• To be done: Retype each entry below exactly as it stands.

Some records:
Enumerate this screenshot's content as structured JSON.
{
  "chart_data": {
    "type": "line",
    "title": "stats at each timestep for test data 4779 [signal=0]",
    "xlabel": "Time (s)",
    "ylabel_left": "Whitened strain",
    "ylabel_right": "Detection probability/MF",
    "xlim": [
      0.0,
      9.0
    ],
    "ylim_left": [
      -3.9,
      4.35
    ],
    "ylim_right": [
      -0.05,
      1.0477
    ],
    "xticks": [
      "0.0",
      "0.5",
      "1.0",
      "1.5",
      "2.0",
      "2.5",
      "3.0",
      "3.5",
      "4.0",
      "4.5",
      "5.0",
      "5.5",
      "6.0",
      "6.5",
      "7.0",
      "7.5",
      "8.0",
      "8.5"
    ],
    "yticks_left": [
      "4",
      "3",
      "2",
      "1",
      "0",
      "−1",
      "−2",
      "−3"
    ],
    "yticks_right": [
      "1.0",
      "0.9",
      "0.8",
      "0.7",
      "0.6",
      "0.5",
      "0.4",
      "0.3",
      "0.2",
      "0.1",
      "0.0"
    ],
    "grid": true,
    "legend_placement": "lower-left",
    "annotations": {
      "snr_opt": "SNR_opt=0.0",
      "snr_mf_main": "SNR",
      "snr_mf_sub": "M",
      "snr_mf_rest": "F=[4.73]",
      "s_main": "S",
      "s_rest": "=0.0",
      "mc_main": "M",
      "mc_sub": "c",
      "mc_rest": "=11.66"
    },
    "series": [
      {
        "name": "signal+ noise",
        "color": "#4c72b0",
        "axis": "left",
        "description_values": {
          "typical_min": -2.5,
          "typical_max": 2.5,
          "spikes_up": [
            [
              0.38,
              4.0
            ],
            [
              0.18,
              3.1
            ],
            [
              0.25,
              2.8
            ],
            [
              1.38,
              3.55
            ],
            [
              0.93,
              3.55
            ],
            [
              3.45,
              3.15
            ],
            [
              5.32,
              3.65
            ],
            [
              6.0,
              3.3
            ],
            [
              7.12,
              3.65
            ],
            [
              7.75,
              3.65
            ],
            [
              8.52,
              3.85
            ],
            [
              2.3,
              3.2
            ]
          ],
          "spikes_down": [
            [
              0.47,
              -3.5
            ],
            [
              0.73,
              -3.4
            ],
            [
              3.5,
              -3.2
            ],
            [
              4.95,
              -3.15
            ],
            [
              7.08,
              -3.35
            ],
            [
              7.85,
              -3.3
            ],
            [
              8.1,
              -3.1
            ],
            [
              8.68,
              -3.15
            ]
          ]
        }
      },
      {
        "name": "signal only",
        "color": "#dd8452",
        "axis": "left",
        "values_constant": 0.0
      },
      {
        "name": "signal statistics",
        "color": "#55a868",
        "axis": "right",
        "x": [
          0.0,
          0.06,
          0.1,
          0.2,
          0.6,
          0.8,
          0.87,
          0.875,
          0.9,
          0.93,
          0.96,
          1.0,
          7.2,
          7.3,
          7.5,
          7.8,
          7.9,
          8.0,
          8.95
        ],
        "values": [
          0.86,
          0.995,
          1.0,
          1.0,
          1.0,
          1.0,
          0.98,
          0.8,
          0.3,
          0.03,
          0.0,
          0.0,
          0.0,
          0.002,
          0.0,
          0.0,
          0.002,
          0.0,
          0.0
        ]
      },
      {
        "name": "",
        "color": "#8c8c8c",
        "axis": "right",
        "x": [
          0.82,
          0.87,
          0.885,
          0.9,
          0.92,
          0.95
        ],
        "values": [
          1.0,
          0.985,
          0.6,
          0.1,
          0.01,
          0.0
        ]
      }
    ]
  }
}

• Response to this exercise:
Enumerate this screenshot's content as structured JSON.
{
  "chart_data": {
    "type": "line",
    "title": "stats at each timestep for test data 4779 [signal=0]",
    "xlabel": "Time (s)",
    "ylabel_left": "Whitened strain",
    "ylabel_right": "Detection probability/MF",
    "xlim": [
      0.0,
      9.0
    ],
    "ylim_left": [
      -3.9,
      4.35
    ],
    "ylim_right": [
      -0.05,
      1.0477
    ],
    "xticks": [
      "0.0",
      "0.5",
      "1.0",
      "1.5",
      "2.0",
      "2.5",
      "3.0",
      "3.5",
      "4.0",
      "4.5",
      "5.0",
      "5.5",
      "6.0",
      "6.5",
      "7.0",
      "7.5",
      "8.0",
      "8.5"
    ],
    "yticks_left": [
      "4",
      "3",
      "2",
      "1",
      "0",
      "−1",
      "−2",
      "−3"
    ],
    "yticks_right": [
      "1.0",
      "0.9",
      "0.8",
      "0.7",
      "0.6",
      "0.5",
      "0.4",
      "0.3",
      "0.2",
      "0.1",
      "0.0"
    ],
    "grid": true,
    "legend_placement": "lower-left",
    "annotations": {
      "snr_opt": "SNR_opt=0.0",
      "snr_mf_main": "SNR",
      "snr_mf_sub": "M",
      "snr_mf_rest": "F=[4.73]",
      "s_main": "S",
      "s_rest": "=0.0",
      "mc_main": "M",
      "mc_sub": "c",
      "mc_rest": "=11.66"
    },
    "series": [
      {
        "name": "signal+ noise",
        "color": "#4c72b0",
        "axis": "left",
        "description_values": {
          "typical_min": -2.5,
          "typical_max": 2.5,
          "spikes_up": [
            [
              0.38,
              4.0
            ],
            [
              0.18,
              3.1
            ],
            [
              0.25,
              2.8
            ],
            [
              1.38,
              3.55
            ],
            [
              0.93,
              3.55
            ],
            [
              3.45,
              3.15
            ],
            [
              5.32,
              3.65
            ],
            [
              6.0,
              3.3
            ],
            [
              7.12,
              3.65
            ],
            [
              7.75,
              3.65
            ],
            [
              8.52,
              3.85
            ],
            [
              2.3,
              3.2
            ]
          ],
          "spikes_down": [
            [
              0.47,
              -3.5
            ],
            [
              0.73,
              -3.4
            ],
            [
              3.5,
              -3.2
            ],
            [
              4.95,
              -3.15
            ],
            [
              7.08,
              -3.35
            ],
            [
              7.85,
              -3.3
            ],
            [
              8.1,
              -3.1
            ],
            [
              8.68,
              -3.15
            ]
          ]
        }
      },
      {
        "name": "signal only",
        "color": "#dd8452",
        "axis": "left",
        "values_constant": 0.0
      },
      {
        "name": "signal statistics",
        "color": "#55a868",
        "axis": "right",
        "x": [
          0.0,
          0.06,
          0.1,
          0.2,
          0.6,
          0.8,
          0.87,
          0.875,
          0.9,
          0.93,
          0.96,
          1.0,
          7.2,
          7.3,
          7.5,
          7.8,
          7.9,
          8.0,
          8.95
        ],
        "values": [
          0.86,
          0.995,
          1.0,
          1.0,
          1.0,
          1.0,
          0.98,
          0.8,
          0.3,
          0.03,
          0.0,
          0.0,
          0.0,
          0.002,
          0.0,
          0.0,
          0.002,
          0.0,
          0.0
        ]
      },
      {
        "name": "",
        "color": "#8c8c8c",
        "axis": "right",
        "x": [
          0.82,
          0.87,
          0.885,
          0.9,
          0.92,
          0.95
        ],
        "values": [
          1.0,
          0.985,
          0.6,
          0.1,
          0.01,
          0.0
        ]
      }
    ]
  }
}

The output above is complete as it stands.